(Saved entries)
####

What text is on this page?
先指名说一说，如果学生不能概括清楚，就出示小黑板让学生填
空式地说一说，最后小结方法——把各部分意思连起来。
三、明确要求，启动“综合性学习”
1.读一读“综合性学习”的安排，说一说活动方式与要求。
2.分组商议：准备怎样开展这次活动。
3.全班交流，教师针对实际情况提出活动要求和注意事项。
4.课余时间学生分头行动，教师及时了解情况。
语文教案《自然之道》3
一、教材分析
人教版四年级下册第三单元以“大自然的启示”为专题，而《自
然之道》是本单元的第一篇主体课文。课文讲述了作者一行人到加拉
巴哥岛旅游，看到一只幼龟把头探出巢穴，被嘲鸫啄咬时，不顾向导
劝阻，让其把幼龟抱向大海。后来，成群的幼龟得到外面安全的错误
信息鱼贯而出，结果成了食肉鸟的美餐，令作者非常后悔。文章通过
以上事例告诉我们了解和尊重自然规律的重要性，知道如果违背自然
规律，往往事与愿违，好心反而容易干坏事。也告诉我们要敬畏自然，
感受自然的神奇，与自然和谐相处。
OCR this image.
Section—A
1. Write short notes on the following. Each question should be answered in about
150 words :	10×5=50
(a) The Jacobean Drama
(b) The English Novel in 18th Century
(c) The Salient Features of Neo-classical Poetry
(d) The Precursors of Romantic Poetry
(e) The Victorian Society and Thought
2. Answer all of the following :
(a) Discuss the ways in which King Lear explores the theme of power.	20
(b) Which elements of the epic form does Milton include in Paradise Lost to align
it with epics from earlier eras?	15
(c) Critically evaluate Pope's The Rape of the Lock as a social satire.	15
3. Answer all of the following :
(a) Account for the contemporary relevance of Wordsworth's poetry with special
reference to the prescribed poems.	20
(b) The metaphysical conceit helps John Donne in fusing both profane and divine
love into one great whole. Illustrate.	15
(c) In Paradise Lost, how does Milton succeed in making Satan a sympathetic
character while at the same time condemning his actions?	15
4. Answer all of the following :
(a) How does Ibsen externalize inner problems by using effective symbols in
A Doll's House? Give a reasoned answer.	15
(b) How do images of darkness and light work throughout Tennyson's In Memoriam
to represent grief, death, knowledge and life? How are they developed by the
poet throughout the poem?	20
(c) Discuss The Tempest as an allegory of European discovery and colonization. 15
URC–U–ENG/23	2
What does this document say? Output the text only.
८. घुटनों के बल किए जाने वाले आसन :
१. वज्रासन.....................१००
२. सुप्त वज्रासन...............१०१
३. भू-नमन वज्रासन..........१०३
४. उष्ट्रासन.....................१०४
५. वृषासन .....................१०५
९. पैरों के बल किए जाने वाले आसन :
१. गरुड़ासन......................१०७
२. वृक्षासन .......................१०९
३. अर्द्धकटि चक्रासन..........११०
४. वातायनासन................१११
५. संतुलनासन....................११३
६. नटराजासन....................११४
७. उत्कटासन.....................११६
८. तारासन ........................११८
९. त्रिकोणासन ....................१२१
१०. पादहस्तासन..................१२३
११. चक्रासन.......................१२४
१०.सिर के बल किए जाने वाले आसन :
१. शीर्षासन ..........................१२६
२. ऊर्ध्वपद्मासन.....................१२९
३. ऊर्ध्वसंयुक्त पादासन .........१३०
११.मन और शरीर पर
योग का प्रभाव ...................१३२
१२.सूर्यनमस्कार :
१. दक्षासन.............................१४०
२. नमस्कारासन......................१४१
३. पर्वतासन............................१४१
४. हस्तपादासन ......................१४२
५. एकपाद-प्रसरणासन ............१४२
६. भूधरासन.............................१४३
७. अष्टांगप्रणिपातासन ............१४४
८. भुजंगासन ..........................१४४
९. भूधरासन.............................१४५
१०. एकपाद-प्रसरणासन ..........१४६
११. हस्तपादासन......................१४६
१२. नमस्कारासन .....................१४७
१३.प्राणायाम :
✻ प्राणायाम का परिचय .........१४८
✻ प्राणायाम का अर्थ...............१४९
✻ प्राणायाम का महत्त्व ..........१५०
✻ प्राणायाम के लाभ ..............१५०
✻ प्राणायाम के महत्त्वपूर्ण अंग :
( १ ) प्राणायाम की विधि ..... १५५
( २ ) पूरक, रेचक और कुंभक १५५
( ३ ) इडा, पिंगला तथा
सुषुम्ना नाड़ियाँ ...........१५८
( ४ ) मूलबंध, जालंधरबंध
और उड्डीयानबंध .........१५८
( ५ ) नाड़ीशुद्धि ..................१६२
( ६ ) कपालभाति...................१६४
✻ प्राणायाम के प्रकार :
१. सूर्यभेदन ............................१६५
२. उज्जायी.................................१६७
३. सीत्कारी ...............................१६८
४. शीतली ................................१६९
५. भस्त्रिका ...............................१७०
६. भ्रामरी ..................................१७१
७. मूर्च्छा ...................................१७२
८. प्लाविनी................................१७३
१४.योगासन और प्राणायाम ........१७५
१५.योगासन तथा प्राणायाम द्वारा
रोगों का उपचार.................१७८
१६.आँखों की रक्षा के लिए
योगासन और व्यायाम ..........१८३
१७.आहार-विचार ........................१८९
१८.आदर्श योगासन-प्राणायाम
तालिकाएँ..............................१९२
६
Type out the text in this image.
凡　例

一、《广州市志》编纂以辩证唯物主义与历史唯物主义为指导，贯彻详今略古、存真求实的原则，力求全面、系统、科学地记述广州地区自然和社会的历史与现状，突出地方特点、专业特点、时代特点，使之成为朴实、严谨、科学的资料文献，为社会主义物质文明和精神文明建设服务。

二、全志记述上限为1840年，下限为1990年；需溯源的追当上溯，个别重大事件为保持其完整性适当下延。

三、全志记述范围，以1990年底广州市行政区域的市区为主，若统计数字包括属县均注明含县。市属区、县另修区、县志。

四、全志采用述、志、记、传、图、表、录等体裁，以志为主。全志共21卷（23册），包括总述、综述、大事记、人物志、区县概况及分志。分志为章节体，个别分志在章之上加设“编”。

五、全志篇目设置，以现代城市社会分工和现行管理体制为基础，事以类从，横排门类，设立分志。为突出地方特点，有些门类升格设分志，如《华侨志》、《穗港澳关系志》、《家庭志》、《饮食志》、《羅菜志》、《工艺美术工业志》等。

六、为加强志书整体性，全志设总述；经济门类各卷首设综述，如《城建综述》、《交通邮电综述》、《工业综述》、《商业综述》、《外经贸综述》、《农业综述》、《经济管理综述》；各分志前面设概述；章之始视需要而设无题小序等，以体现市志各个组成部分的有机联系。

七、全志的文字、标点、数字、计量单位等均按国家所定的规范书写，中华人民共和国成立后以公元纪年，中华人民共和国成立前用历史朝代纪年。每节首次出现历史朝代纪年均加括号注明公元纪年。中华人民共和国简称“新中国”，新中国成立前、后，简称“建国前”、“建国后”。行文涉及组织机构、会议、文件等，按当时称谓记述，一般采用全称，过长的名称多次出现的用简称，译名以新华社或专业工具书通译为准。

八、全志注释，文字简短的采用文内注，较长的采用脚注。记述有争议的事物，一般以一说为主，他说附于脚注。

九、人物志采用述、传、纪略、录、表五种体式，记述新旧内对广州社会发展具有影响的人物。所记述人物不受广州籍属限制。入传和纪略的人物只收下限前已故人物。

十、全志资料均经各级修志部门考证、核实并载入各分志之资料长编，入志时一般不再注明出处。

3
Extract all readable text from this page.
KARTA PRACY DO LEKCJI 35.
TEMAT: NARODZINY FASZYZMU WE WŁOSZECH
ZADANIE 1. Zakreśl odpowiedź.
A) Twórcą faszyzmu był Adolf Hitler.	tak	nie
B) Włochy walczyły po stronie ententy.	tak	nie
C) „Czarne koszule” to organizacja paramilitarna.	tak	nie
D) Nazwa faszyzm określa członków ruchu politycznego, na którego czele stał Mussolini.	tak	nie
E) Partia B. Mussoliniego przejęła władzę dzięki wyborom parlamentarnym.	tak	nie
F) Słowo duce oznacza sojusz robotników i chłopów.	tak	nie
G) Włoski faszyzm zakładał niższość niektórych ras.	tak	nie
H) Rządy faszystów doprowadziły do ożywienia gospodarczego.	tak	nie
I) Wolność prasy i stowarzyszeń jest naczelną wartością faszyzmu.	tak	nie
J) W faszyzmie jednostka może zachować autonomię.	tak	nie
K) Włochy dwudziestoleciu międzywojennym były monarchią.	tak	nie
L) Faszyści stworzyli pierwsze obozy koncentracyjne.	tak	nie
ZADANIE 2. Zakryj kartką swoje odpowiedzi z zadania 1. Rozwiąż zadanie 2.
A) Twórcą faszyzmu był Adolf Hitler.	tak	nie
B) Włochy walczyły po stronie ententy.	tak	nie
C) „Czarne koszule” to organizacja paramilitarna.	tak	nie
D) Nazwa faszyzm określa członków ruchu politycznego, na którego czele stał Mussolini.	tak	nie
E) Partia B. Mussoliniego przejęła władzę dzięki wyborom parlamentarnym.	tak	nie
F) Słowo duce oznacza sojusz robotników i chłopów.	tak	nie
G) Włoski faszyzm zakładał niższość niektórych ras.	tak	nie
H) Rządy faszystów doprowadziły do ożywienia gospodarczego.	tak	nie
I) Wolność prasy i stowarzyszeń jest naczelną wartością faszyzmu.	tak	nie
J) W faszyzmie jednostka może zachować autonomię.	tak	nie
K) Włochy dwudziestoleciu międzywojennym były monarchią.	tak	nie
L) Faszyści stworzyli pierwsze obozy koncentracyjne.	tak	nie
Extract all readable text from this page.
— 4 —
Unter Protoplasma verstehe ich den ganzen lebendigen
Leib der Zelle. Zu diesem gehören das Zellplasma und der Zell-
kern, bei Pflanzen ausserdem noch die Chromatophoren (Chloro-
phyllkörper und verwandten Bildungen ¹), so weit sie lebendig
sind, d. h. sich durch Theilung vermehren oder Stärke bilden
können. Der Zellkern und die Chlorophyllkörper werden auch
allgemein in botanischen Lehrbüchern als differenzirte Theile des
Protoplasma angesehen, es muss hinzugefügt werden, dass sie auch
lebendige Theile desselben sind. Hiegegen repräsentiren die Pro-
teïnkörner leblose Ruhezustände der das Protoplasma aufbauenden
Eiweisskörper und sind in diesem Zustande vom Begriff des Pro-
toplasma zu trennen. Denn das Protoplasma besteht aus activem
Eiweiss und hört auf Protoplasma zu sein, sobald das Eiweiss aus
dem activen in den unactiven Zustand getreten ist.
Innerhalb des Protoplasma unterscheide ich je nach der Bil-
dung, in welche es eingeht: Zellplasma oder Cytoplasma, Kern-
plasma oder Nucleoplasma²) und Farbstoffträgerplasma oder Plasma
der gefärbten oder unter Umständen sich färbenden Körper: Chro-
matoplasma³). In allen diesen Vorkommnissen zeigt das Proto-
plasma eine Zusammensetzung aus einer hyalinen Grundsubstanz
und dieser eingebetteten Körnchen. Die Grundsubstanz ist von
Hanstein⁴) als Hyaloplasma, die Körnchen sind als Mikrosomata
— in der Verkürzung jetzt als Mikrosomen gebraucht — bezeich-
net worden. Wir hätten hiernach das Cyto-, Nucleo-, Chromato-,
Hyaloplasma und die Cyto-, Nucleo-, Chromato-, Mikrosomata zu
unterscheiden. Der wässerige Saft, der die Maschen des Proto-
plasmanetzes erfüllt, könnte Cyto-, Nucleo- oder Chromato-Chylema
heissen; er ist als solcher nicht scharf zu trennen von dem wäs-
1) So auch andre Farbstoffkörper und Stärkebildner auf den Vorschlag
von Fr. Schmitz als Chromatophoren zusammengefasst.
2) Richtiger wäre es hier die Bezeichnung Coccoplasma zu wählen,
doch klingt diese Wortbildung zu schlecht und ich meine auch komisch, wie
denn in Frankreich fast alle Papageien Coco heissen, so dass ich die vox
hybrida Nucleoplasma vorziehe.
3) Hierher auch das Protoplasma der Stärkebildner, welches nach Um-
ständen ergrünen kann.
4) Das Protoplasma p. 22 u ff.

####

Go through the entries above and pull out each line with "Grundsubstanz" in it.

plasma eine Zusammensetzung aus einer hyalinen Grundsubstanz
und dieser eingebetteten Körnchen. Die Grundsubstanz ist von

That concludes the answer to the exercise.